Entries from a dataset:
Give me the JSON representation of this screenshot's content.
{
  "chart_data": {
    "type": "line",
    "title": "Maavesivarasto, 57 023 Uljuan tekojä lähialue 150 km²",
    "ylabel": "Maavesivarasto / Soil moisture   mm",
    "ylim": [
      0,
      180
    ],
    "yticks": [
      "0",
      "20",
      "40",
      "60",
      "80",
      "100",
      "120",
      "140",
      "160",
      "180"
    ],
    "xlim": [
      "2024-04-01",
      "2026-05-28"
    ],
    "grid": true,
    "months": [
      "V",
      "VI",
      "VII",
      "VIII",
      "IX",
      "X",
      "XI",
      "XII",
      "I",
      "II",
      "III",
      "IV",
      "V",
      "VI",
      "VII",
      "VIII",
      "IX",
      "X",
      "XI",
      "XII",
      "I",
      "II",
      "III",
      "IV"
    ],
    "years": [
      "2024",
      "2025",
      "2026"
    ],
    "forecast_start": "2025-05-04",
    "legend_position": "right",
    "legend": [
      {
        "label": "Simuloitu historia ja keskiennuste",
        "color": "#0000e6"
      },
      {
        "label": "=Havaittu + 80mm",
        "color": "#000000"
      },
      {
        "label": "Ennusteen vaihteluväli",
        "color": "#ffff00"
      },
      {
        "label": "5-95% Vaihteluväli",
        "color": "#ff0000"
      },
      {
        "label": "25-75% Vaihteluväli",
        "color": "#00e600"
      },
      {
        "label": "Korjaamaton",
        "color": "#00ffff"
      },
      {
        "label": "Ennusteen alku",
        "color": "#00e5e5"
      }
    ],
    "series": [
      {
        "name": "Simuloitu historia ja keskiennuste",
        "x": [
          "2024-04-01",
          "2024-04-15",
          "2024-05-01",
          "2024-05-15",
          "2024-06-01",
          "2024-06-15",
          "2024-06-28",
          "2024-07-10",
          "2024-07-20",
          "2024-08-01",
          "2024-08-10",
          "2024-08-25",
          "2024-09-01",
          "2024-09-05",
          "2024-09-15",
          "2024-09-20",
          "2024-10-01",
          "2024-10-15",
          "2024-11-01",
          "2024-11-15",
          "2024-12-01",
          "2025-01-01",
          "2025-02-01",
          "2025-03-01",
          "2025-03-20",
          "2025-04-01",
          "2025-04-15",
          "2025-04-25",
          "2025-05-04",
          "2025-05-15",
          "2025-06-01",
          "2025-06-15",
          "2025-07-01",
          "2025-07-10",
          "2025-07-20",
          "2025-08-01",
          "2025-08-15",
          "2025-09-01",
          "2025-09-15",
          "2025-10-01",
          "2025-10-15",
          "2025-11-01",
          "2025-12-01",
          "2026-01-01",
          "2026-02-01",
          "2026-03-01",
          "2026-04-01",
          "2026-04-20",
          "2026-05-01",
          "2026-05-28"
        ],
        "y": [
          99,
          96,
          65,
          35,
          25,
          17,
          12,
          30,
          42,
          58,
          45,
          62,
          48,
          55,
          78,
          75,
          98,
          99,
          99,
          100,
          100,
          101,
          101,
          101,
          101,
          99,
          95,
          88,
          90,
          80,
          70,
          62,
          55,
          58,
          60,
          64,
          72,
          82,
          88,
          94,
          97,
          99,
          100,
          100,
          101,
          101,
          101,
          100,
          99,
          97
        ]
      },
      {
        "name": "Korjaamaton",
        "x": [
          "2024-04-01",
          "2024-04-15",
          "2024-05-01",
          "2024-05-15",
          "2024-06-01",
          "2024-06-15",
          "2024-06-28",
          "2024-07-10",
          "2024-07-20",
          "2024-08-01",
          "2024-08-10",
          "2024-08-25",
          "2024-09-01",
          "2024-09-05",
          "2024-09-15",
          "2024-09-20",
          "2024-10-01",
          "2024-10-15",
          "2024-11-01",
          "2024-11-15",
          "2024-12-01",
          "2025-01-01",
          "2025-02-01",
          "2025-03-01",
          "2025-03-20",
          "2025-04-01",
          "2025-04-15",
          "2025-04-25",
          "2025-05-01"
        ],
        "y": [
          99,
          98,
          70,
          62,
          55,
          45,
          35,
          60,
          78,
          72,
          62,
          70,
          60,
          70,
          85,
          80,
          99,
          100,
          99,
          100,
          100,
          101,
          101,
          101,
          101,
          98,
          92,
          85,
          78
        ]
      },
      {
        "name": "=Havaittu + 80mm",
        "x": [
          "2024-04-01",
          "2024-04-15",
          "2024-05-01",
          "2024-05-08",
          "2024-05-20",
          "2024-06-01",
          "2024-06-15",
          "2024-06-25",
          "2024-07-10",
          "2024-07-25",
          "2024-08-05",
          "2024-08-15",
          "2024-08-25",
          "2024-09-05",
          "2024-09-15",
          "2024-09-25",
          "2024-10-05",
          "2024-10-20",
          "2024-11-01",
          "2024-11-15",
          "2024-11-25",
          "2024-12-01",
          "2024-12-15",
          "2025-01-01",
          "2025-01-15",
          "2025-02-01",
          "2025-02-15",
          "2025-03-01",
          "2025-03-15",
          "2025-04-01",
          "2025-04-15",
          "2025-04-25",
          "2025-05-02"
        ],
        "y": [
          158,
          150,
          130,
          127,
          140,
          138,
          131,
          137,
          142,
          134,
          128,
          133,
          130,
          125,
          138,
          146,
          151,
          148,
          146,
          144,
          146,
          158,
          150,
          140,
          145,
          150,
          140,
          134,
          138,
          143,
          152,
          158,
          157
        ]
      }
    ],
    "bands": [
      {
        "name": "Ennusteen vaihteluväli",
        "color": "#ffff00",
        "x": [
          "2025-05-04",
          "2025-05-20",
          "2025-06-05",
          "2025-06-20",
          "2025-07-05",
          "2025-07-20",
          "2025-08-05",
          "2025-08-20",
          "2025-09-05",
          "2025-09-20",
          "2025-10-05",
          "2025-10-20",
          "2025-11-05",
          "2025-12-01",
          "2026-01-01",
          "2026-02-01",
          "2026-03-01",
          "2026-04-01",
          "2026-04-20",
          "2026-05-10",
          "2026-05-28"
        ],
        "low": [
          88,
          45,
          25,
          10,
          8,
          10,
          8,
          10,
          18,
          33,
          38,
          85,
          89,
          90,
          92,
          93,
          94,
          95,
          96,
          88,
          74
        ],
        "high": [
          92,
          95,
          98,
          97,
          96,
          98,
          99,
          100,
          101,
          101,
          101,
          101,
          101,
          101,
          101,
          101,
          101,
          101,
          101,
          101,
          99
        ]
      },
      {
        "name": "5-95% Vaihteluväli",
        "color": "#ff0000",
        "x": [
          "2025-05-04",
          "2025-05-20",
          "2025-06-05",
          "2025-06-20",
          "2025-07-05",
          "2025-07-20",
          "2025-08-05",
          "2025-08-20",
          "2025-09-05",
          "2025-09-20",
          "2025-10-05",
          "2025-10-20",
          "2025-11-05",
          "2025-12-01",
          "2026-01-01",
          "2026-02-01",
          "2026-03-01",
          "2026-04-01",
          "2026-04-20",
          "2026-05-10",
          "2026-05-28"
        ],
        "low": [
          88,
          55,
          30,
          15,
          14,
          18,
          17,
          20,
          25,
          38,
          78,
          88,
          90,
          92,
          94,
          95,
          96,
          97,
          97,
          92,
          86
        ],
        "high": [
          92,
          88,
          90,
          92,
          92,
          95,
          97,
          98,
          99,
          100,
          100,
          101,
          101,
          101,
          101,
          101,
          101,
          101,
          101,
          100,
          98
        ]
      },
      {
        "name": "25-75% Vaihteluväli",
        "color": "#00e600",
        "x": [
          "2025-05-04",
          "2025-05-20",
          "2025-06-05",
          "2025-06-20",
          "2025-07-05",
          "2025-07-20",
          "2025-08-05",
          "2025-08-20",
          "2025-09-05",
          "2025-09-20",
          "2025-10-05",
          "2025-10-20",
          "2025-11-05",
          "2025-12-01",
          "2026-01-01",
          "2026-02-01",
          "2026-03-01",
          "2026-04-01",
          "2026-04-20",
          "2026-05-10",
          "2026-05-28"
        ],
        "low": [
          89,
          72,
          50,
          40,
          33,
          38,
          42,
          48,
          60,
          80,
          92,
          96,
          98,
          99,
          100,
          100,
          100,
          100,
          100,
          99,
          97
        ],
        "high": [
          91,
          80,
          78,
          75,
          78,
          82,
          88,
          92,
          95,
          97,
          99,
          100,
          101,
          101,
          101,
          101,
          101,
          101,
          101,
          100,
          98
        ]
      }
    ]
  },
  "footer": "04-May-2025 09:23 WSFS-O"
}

== The task ==
Each line of the data that includes the word "Maavesivarasto" counts once; report the total and nothing more.

== Output for this exercise ==
2